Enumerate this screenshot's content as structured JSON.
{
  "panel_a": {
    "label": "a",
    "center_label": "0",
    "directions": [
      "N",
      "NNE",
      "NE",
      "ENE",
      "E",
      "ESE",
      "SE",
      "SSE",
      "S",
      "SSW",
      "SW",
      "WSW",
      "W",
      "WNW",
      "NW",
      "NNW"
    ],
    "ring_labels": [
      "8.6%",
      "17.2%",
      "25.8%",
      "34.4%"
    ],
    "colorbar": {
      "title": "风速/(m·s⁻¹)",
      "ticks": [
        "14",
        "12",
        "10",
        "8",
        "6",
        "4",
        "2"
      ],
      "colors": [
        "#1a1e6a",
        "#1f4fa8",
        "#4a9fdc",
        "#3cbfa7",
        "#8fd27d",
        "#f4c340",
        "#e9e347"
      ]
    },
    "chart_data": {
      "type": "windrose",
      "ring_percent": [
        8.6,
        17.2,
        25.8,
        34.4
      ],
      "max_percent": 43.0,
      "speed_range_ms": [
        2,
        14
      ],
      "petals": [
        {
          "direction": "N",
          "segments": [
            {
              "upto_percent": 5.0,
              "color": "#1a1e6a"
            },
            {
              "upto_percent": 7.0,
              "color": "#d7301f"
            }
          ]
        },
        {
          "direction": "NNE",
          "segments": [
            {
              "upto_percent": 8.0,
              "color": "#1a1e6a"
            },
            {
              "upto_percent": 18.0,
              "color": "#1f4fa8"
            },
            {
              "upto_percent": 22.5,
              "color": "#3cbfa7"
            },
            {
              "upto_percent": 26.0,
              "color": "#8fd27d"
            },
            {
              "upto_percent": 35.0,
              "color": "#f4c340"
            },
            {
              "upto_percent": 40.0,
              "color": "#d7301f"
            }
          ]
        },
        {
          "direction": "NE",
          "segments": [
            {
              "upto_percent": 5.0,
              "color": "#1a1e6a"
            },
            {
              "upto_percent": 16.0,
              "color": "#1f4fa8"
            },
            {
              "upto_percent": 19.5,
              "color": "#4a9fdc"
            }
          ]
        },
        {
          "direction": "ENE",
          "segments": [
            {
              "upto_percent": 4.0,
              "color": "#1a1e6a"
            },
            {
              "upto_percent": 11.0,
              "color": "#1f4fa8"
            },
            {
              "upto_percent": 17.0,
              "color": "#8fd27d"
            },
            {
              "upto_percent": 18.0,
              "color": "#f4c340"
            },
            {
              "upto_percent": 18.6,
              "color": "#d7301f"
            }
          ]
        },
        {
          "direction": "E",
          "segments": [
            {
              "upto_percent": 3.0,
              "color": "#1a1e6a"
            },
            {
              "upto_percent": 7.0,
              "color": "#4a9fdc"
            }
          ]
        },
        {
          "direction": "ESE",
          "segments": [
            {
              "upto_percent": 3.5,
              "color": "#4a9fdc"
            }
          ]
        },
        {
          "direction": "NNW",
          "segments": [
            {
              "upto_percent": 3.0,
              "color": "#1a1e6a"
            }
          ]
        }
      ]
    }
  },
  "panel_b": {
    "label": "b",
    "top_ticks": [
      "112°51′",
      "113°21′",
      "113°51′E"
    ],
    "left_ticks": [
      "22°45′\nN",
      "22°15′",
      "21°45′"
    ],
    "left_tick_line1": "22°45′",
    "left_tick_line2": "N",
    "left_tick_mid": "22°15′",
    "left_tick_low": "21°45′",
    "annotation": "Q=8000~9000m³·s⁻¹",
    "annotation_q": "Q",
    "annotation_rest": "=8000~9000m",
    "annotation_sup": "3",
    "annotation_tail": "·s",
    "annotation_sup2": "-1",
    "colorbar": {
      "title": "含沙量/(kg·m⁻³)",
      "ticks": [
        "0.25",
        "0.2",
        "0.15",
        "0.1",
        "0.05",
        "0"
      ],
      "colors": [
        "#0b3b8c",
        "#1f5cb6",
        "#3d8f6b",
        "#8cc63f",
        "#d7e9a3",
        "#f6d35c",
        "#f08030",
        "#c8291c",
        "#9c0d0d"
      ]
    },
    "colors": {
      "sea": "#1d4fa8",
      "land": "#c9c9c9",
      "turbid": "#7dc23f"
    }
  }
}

□ □ □ □ □ □ □

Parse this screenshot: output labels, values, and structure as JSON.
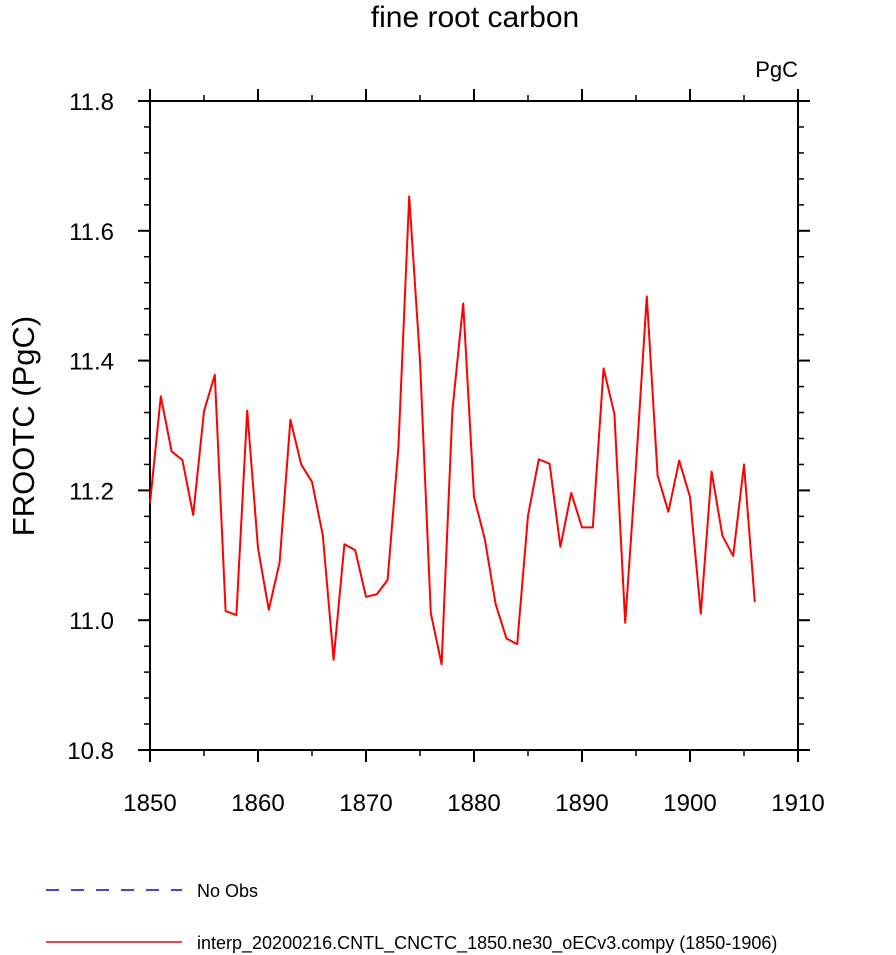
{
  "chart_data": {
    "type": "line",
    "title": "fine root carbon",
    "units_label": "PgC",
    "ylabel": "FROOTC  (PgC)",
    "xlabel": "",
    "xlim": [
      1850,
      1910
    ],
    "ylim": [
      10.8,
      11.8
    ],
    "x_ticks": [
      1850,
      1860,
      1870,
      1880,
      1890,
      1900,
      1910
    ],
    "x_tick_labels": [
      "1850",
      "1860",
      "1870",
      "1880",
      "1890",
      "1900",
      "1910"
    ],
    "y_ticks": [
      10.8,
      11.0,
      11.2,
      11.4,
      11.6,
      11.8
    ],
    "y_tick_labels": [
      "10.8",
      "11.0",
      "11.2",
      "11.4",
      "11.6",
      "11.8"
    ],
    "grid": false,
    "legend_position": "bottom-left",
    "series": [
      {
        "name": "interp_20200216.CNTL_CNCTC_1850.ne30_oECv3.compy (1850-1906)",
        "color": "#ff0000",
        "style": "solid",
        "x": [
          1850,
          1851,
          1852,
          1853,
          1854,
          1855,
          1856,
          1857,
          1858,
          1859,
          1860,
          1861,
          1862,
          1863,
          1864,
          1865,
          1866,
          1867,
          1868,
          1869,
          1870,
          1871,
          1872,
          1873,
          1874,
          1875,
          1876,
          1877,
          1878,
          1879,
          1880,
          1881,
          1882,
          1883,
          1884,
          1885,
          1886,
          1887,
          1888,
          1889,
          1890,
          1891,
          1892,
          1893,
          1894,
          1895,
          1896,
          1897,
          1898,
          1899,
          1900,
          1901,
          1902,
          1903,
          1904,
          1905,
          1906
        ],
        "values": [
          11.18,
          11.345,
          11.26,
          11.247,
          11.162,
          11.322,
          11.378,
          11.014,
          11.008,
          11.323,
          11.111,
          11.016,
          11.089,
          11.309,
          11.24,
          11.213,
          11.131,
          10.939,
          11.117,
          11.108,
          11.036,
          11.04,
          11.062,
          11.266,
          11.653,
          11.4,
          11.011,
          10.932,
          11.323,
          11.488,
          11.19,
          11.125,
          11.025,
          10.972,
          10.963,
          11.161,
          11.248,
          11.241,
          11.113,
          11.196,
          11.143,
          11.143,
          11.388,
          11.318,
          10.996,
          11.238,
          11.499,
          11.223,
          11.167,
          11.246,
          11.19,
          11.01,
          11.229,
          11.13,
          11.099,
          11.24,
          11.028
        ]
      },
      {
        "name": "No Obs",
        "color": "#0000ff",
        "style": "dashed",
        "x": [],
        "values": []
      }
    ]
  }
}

□ □ □ □ □ □ □

- **WHAT TO DO**
Return the lines of the records that include the string "this".

- **EXERCISE ANSWER**
Enumerate this screenshot's content as structured JSON.
Parse this screenshot: output labels, values, and structure as JSON.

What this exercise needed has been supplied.